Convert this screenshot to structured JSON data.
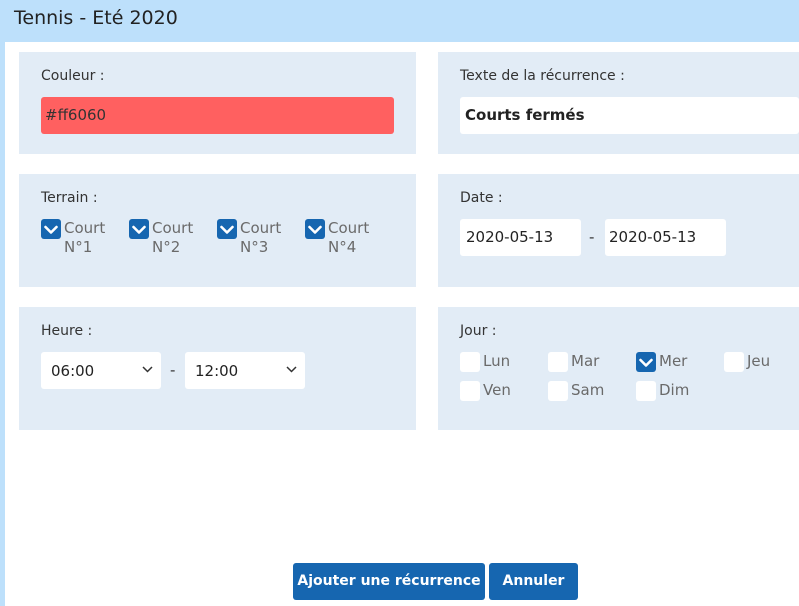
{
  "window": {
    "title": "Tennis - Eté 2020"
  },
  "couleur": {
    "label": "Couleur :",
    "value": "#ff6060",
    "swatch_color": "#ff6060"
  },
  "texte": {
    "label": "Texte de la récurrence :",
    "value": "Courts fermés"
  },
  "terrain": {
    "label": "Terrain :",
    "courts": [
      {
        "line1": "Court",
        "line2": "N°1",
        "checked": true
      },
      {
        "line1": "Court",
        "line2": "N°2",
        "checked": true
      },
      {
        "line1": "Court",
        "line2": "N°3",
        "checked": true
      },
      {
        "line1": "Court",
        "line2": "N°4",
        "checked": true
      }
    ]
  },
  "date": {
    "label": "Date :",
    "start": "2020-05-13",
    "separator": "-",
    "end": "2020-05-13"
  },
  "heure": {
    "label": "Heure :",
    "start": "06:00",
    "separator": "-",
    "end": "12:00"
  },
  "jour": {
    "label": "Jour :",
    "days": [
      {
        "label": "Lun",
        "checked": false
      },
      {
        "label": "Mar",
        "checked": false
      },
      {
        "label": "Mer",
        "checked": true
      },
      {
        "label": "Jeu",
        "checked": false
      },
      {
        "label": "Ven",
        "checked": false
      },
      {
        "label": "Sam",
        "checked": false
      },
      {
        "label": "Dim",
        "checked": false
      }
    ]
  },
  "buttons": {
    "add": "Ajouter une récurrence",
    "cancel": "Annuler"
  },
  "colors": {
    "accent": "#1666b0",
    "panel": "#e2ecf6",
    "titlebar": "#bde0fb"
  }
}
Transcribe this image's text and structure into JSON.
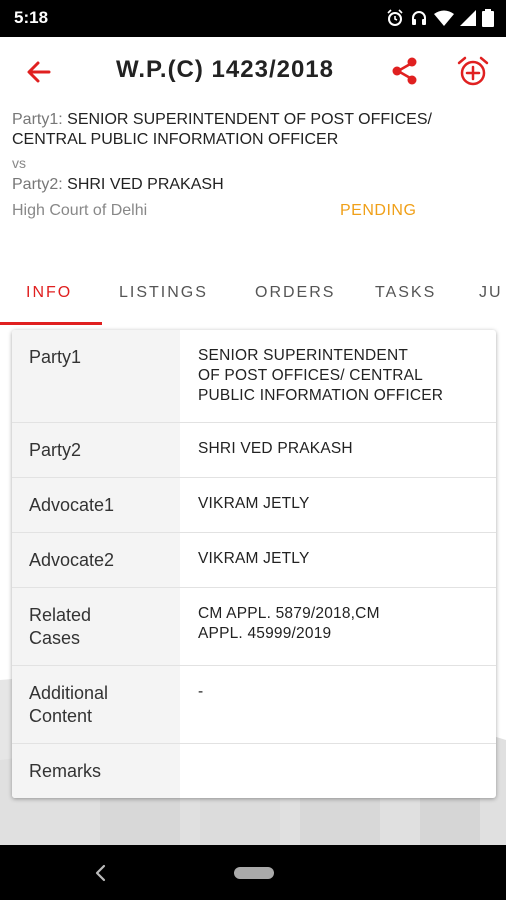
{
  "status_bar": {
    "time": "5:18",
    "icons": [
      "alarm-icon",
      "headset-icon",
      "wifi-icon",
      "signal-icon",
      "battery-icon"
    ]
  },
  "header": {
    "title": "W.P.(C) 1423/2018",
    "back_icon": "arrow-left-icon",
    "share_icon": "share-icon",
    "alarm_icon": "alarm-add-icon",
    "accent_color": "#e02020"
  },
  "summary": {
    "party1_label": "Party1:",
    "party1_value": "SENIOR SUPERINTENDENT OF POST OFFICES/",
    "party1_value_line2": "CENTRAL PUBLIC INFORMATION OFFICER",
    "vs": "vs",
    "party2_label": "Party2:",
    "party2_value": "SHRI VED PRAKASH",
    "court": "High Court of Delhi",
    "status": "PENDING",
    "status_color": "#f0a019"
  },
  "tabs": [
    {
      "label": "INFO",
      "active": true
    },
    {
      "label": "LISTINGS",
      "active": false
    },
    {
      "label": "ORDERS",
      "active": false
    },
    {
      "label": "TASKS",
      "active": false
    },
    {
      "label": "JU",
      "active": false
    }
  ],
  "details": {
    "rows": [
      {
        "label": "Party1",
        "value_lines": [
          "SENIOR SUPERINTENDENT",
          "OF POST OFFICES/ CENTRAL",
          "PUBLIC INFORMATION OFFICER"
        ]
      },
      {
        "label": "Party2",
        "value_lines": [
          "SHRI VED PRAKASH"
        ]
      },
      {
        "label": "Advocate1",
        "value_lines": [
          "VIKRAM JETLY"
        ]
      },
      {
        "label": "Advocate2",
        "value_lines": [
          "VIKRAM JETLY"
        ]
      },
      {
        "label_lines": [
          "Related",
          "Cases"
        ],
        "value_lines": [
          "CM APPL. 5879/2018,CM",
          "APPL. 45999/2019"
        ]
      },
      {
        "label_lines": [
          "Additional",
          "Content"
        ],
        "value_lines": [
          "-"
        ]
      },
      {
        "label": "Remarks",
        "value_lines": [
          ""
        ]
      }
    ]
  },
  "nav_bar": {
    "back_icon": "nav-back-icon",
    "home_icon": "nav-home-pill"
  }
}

• • •

[Aim of the exercise]
Search the records for the word "OFFICER", then list every line that has it.

[Completed exercise]
    "party1_value_line2": "CENTRAL PUBLIC INFORMATION OFFICER",
          "PUBLIC INFORMATION OFFICER"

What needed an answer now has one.